— Begin RECORDS —

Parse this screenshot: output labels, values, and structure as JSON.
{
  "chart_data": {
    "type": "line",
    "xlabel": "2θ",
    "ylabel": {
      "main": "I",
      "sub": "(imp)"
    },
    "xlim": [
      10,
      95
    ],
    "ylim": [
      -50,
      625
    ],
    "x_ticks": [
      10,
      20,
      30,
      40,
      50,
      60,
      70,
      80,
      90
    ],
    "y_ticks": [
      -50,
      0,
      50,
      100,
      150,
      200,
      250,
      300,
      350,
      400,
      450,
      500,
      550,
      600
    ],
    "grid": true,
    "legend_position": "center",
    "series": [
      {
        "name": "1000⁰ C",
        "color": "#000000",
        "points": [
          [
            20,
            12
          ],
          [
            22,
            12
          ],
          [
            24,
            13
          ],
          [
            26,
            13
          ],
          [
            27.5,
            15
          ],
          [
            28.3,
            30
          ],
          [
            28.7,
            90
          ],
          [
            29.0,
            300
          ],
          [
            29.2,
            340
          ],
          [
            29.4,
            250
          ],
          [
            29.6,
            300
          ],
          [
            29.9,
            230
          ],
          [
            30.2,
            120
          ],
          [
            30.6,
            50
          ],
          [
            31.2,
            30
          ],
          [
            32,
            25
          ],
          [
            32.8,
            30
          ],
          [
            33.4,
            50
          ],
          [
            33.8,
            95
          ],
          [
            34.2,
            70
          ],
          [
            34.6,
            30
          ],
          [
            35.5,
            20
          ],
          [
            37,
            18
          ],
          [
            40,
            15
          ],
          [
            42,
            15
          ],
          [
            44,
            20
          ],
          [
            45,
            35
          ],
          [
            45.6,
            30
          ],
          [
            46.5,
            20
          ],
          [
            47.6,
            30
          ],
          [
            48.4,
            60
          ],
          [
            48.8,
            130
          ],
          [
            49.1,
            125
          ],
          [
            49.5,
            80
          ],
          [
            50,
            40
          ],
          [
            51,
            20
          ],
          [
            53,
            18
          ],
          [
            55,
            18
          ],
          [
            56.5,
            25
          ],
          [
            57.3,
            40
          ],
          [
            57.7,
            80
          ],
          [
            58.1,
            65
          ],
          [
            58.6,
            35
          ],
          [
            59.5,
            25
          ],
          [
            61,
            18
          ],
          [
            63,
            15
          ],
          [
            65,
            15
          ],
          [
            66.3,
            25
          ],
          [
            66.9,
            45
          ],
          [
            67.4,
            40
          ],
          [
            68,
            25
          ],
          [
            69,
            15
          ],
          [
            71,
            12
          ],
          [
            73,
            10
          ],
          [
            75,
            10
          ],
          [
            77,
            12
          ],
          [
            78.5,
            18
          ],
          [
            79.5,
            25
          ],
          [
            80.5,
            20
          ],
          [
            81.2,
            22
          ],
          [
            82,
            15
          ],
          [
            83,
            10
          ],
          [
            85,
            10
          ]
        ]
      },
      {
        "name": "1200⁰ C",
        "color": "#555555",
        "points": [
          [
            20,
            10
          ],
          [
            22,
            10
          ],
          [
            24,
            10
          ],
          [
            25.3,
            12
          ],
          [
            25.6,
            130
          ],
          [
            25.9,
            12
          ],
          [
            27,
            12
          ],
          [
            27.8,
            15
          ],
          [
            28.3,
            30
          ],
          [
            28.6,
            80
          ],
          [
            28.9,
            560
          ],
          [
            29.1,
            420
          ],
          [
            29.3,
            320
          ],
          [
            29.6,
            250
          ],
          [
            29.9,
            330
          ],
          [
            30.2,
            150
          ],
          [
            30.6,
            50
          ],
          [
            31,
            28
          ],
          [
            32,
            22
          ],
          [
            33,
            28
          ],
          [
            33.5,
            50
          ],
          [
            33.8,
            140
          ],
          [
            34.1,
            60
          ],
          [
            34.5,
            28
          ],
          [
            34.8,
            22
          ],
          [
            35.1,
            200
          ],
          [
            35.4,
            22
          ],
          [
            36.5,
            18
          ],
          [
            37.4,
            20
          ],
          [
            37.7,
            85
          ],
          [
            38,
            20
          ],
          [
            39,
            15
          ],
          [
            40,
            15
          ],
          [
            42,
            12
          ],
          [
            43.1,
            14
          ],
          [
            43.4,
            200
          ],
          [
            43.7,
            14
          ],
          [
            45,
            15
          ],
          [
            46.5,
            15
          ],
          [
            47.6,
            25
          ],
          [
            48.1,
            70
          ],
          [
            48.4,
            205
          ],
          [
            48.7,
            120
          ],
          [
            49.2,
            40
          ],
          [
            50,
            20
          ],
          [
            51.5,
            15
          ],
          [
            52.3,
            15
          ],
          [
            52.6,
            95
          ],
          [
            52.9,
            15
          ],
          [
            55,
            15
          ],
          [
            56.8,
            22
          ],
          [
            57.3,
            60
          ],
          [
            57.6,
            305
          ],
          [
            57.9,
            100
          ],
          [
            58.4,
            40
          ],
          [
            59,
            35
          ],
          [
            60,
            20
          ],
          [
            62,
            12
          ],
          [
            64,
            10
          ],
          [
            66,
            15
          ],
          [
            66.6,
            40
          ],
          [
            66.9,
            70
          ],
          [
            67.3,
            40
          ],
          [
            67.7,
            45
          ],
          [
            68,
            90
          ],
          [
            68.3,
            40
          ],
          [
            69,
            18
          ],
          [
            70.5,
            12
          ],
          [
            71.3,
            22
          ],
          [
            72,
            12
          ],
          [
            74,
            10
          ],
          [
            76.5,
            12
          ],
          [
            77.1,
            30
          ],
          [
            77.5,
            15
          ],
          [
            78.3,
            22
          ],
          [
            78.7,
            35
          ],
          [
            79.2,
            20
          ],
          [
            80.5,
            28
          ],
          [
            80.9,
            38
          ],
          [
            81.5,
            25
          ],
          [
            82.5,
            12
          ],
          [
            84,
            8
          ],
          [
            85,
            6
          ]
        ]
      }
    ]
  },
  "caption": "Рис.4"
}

— End RECORDS —

> [TASK OBJECTIVE]
Repeat every record, exactly as written.

> [WORKED SOLUTION]
Parse this screenshot: output labels, values, and structure as JSON.
{
  "chart_data": {
    "type": "line",
    "xlabel": "2θ",
    "ylabel": {
      "main": "I",
      "sub": "(imp)"
    },
    "xlim": [
      10,
      95
    ],
    "ylim": [
      -50,
      625
    ],
    "x_ticks": [
      10,
      20,
      30,
      40,
      50,
      60,
      70,
      80,
      90
    ],
    "y_ticks": [
      -50,
      0,
      50,
      100,
      150,
      200,
      250,
      300,
      350,
      400,
      450,
      500,
      550,
      600
    ],
    "grid": true,
    "legend_position": "center",
    "series": [
      {
        "name": "1000⁰ C",
        "color": "#000000",
        "points": [
          [
            20,
            12
          ],
          [
            22,
            12
          ],
          [
            24,
            13
          ],
          [
            26,
            13
          ],
          [
            27.5,
            15
          ],
          [
            28.3,
            30
          ],
          [
            28.7,
            90
          ],
          [
            29.0,
            300
          ],
          [
            29.2,
            340
          ],
          [
            29.4,
            250
          ],
          [
            29.6,
            300
          ],
          [
            29.9,
            230
          ],
          [
            30.2,
            120
          ],
          [
            30.6,
            50
          ],
          [
            31.2,
            30
          ],
          [
            32,
            25
          ],
          [
            32.8,
            30
          ],
          [
            33.4,
            50
          ],
          [
            33.8,
            95
          ],
          [
            34.2,
            70
          ],
          [
            34.6,
            30
          ],
          [
            35.5,
            20
          ],
          [
            37,
            18
          ],
          [
            40,
            15
          ],
          [
            42,
            15
          ],
          [
            44,
            20
          ],
          [
            45,
            35
          ],
          [
            45.6,
            30
          ],
          [
            46.5,
            20
          ],
          [
            47.6,
            30
          ],
          [
            48.4,
            60
          ],
          [
            48.8,
            130
          ],
          [
            49.1,
            125
          ],
          [
            49.5,
            80
          ],
          [
            50,
            40
          ],
          [
            51,
            20
          ],
          [
            53,
            18
          ],
          [
            55,
            18
          ],
          [
            56.5,
            25
          ],
          [
            57.3,
            40
          ],
          [
            57.7,
            80
          ],
          [
            58.1,
            65
          ],
          [
            58.6,
            35
          ],
          [
            59.5,
            25
          ],
          [
            61,
            18
          ],
          [
            63,
            15
          ],
          [
            65,
            15
          ],
          [
            66.3,
            25
          ],
          [
            66.9,
            45
          ],
          [
            67.4,
            40
          ],
          [
            68,
            25
          ],
          [
            69,
            15
          ],
          [
            71,
            12
          ],
          [
            73,
            10
          ],
          [
            75,
            10
          ],
          [
            77,
            12
          ],
          [
            78.5,
            18
          ],
          [
            79.5,
            25
          ],
          [
            80.5,
            20
          ],
          [
            81.2,
            22
          ],
          [
            82,
            15
          ],
          [
            83,
            10
          ],
          [
            85,
            10
          ]
        ]
      },
      {
        "name": "1200⁰ C",
        "color": "#555555",
        "points": [
          [
            20,
            10
          ],
          [
            22,
            10
          ],
          [
            24,
            10
          ],
          [
            25.3,
            12
          ],
          [
            25.6,
            130
          ],
          [
            25.9,
            12
          ],
          [
            27,
            12
          ],
          [
            27.8,
            15
          ],
          [
            28.3,
            30
          ],
          [
            28.6,
            80
          ],
          [
            28.9,
            560
          ],
          [
            29.1,
            420
          ],
          [
            29.3,
            320
          ],
          [
            29.6,
            250
          ],
          [
            29.9,
            330
          ],
          [
            30.2,
            150
          ],
          [
            30.6,
            50
          ],
          [
            31,
            28
          ],
          [
            32,
            22
          ],
          [
            33,
            28
          ],
          [
            33.5,
            50
          ],
          [
            33.8,
            140
          ],
          [
            34.1,
            60
          ],
          [
            34.5,
            28
          ],
          [
            34.8,
            22
          ],
          [
            35.1,
            200
          ],
          [
            35.4,
            22
          ],
          [
            36.5,
            18
          ],
          [
            37.4,
            20
          ],
          [
            37.7,
            85
          ],
          [
            38,
            20
          ],
          [
            39,
            15
          ],
          [
            40,
            15
          ],
          [
            42,
            12
          ],
          [
            43.1,
            14
          ],
          [
            43.4,
            200
          ],
          [
            43.7,
            14
          ],
          [
            45,
            15
          ],
          [
            46.5,
            15
          ],
          [
            47.6,
            25
          ],
          [
            48.1,
            70
          ],
          [
            48.4,
            205
          ],
          [
            48.7,
            120
          ],
          [
            49.2,
            40
          ],
          [
            50,
            20
          ],
          [
            51.5,
            15
          ],
          [
            52.3,
            15
          ],
          [
            52.6,
            95
          ],
          [
            52.9,
            15
          ],
          [
            55,
            15
          ],
          [
            56.8,
            22
          ],
          [
            57.3,
            60
          ],
          [
            57.6,
            305
          ],
          [
            57.9,
            100
          ],
          [
            58.4,
            40
          ],
          [
            59,
            35
          ],
          [
            60,
            20
          ],
          [
            62,
            12
          ],
          [
            64,
            10
          ],
          [
            66,
            15
          ],
          [
            66.6,
            40
          ],
          [
            66.9,
            70
          ],
          [
            67.3,
            40
          ],
          [
            67.7,
            45
          ],
          [
            68,
            90
          ],
          [
            68.3,
            40
          ],
          [
            69,
            18
          ],
          [
            70.5,
            12
          ],
          [
            71.3,
            22
          ],
          [
            72,
            12
          ],
          [
            74,
            10
          ],
          [
            76.5,
            12
          ],
          [
            77.1,
            30
          ],
          [
            77.5,
            15
          ],
          [
            78.3,
            22
          ],
          [
            78.7,
            35
          ],
          [
            79.2,
            20
          ],
          [
            80.5,
            28
          ],
          [
            80.9,
            38
          ],
          [
            81.5,
            25
          ],
          [
            82.5,
            12
          ],
          [
            84,
            8
          ],
          [
            85,
            6
          ]
        ]
      }
    ]
  },
  "caption": "Рис.4"
}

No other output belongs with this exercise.